## begin WORKING DATA

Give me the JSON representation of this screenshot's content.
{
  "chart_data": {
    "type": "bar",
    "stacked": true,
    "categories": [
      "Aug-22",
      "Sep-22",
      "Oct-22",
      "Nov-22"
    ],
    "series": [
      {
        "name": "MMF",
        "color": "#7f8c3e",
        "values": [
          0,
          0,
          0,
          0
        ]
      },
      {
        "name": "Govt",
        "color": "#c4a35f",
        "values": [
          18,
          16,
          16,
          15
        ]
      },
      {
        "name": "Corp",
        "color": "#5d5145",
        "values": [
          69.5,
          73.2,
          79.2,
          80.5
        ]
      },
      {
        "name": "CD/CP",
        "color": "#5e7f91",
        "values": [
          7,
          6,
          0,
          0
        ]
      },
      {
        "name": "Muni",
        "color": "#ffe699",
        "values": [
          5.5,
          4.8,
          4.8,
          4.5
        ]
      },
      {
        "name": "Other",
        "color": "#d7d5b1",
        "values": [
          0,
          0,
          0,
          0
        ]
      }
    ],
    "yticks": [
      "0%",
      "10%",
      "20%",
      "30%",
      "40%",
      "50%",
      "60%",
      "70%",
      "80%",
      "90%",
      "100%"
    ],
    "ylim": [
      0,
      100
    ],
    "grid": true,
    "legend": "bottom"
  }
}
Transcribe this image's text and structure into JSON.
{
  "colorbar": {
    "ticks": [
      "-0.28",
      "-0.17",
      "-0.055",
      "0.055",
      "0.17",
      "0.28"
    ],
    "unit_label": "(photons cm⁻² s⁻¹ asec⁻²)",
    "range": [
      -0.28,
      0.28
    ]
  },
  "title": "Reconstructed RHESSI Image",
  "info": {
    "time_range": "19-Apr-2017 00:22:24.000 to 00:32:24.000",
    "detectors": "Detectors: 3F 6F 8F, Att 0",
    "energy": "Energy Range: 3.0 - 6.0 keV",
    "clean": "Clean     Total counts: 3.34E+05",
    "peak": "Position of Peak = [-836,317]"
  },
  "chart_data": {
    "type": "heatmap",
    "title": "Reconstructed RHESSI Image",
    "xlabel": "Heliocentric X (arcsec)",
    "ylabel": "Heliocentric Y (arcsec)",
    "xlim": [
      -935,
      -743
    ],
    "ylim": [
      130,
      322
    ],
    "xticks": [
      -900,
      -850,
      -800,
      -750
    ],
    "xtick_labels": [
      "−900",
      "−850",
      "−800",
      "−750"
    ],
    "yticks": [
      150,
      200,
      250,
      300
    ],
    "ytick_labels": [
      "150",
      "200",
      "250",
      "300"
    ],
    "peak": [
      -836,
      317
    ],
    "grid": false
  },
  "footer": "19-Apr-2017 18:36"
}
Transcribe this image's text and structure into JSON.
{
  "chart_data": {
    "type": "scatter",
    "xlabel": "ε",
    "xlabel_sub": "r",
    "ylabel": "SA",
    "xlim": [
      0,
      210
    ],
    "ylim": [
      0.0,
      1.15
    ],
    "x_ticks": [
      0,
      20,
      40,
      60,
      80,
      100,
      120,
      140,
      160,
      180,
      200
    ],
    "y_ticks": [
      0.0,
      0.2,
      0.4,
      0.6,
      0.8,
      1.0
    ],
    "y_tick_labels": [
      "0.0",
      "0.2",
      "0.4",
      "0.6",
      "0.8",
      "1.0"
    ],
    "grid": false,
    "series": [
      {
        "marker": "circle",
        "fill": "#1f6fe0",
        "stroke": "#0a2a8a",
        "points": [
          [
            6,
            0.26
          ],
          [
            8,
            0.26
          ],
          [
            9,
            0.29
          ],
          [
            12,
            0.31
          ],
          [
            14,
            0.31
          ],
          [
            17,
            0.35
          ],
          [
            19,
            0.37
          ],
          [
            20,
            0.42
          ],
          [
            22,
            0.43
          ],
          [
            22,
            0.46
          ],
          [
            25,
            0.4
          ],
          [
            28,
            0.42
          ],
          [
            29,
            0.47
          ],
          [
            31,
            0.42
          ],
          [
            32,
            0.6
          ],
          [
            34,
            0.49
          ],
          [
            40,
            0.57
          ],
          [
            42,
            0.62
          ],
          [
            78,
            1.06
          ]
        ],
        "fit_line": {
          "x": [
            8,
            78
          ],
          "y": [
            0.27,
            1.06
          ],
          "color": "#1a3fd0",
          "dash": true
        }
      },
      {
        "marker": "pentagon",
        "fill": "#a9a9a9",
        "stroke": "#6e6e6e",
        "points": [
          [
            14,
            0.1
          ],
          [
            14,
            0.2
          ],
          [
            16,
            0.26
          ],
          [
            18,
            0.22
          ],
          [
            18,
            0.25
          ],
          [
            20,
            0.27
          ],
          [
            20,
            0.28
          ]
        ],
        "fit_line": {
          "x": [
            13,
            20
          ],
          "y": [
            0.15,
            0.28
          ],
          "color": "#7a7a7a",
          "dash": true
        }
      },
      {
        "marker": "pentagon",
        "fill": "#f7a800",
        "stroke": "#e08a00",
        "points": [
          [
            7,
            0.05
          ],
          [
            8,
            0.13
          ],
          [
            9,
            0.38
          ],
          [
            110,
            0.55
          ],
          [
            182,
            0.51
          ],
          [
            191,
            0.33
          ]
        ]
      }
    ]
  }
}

## end WORKING DATA

Write down every line of the data exactly as it appears above.

Give me the JSON representation of this screenshot's content.
{
  "chart_data": {
    "type": "bar",
    "stacked": true,
    "categories": [
      "Aug-22",
      "Sep-22",
      "Oct-22",
      "Nov-22"
    ],
    "series": [
      {
        "name": "MMF",
        "color": "#7f8c3e",
        "values": [
          0,
          0,
          0,
          0
        ]
      },
      {
        "name": "Govt",
        "color": "#c4a35f",
        "values": [
          18,
          16,
          16,
          15
        ]
      },
      {
        "name": "Corp",
        "color": "#5d5145",
        "values": [
          69.5,
          73.2,
          79.2,
          80.5
        ]
      },
      {
        "name": "CD/CP",
        "color": "#5e7f91",
        "values": [
          7,
          6,
          0,
          0
        ]
      },
      {
        "name": "Muni",
        "color": "#ffe699",
        "values": [
          5.5,
          4.8,
          4.8,
          4.5
        ]
      },
      {
        "name": "Other",
        "color": "#d7d5b1",
        "values": [
          0,
          0,
          0,
          0
        ]
      }
    ],
    "yticks": [
      "0%",
      "10%",
      "20%",
      "30%",
      "40%",
      "50%",
      "60%",
      "70%",
      "80%",
      "90%",
      "100%"
    ],
    "ylim": [
      0,
      100
    ],
    "grid": true,
    "legend": "bottom"
  }
}
Transcribe this image's text and structure into JSON.
{
  "colorbar": {
    "ticks": [
      "-0.28",
      "-0.17",
      "-0.055",
      "0.055",
      "0.17",
      "0.28"
    ],
    "unit_label": "(photons cm⁻² s⁻¹ asec⁻²)",
    "range": [
      -0.28,
      0.28
    ]
  },
  "title": "Reconstructed RHESSI Image",
  "info": {
    "time_range": "19-Apr-2017 00:22:24.000 to 00:32:24.000",
    "detectors": "Detectors: 3F 6F 8F, Att 0",
    "energy": "Energy Range: 3.0 - 6.0 keV",
    "clean": "Clean     Total counts: 3.34E+05",
    "peak": "Position of Peak = [-836,317]"
  },
  "chart_data": {
    "type": "heatmap",
    "title": "Reconstructed RHESSI Image",
    "xlabel": "Heliocentric X (arcsec)",
    "ylabel": "Heliocentric Y (arcsec)",
    "xlim": [
      -935,
      -743
    ],
    "ylim": [
      130,
      322
    ],
    "xticks": [
      -900,
      -850,
      -800,
      -750
    ],
    "xtick_labels": [
      "−900",
      "−850",
      "−800",
      "−750"
    ],
    "yticks": [
      150,
      200,
      250,
      300
    ],
    "ytick_labels": [
      "150",
      "200",
      "250",
      "300"
    ],
    "peak": [
      -836,
      317
    ],
    "grid": false
  },
  "footer": "19-Apr-2017 18:36"
}
Transcribe this image's text and structure into JSON.
{
  "chart_data": {
    "type": "scatter",
    "xlabel": "ε",
    "xlabel_sub": "r",
    "ylabel": "SA",
    "xlim": [
      0,
      210
    ],
    "ylim": [
      0.0,
      1.15
    ],
    "x_ticks": [
      0,
      20,
      40,
      60,
      80,
      100,
      120,
      140,
      160,
      180,
      200
    ],
    "y_ticks": [
      0.0,
      0.2,
      0.4,
      0.6,
      0.8,
      1.0
    ],
    "y_tick_labels": [
      "0.0",
      "0.2",
      "0.4",
      "0.6",
      "0.8",
      "1.0"
    ],
    "grid": false,
    "series": [
      {
        "marker": "circle",
        "fill": "#1f6fe0",
        "stroke": "#0a2a8a",
        "points": [
          [
            6,
            0.26
          ],
          [
            8,
            0.26
          ],
          [
            9,
            0.29
          ],
          [
            12,
            0.31
          ],
          [
            14,
            0.31
          ],
          [
            17,
            0.35
          ],
          [
            19,
            0.37
          ],
          [
            20,
            0.42
          ],
          [
            22,
            0.43
          ],
          [
            22,
            0.46
          ],
          [
            25,
            0.4
          ],
          [
            28,
            0.42
          ],
          [
            29,
            0.47
          ],
          [
            31,
            0.42
          ],
          [
            32,
            0.6
          ],
          [
            34,
            0.49
          ],
          [
            40,
            0.57
          ],
          [
            42,
            0.62
          ],
          [
            78,
            1.06
          ]
        ],
        "fit_line": {
          "x": [
            8,
            78
          ],
          "y": [
            0.27,
            1.06
          ],
          "color": "#1a3fd0",
          "dash": true
        }
      },
      {
        "marker": "pentagon",
        "fill": "#a9a9a9",
        "stroke": "#6e6e6e",
        "points": [
          [
            14,
            0.1
          ],
          [
            14,
            0.2
          ],
          [
            16,
            0.26
          ],
          [
            18,
            0.22
          ],
          [
            18,
            0.25
          ],
          [
            20,
            0.27
          ],
          [
            20,
            0.28
          ]
        ],
        "fit_line": {
          "x": [
            13,
            20
          ],
          "y": [
            0.15,
            0.28
          ],
          "color": "#7a7a7a",
          "dash": true
        }
      },
      {
        "marker": "pentagon",
        "fill": "#f7a800",
        "stroke": "#e08a00",
        "points": [
          [
            7,
            0.05
          ],
          [
            8,
            0.13
          ],
          [
            9,
            0.38
          ],
          [
            110,
            0.55
          ],
          [
            182,
            0.51
          ],
          [
            191,
            0.33
          ]
        ]
      }
    ]
  }
}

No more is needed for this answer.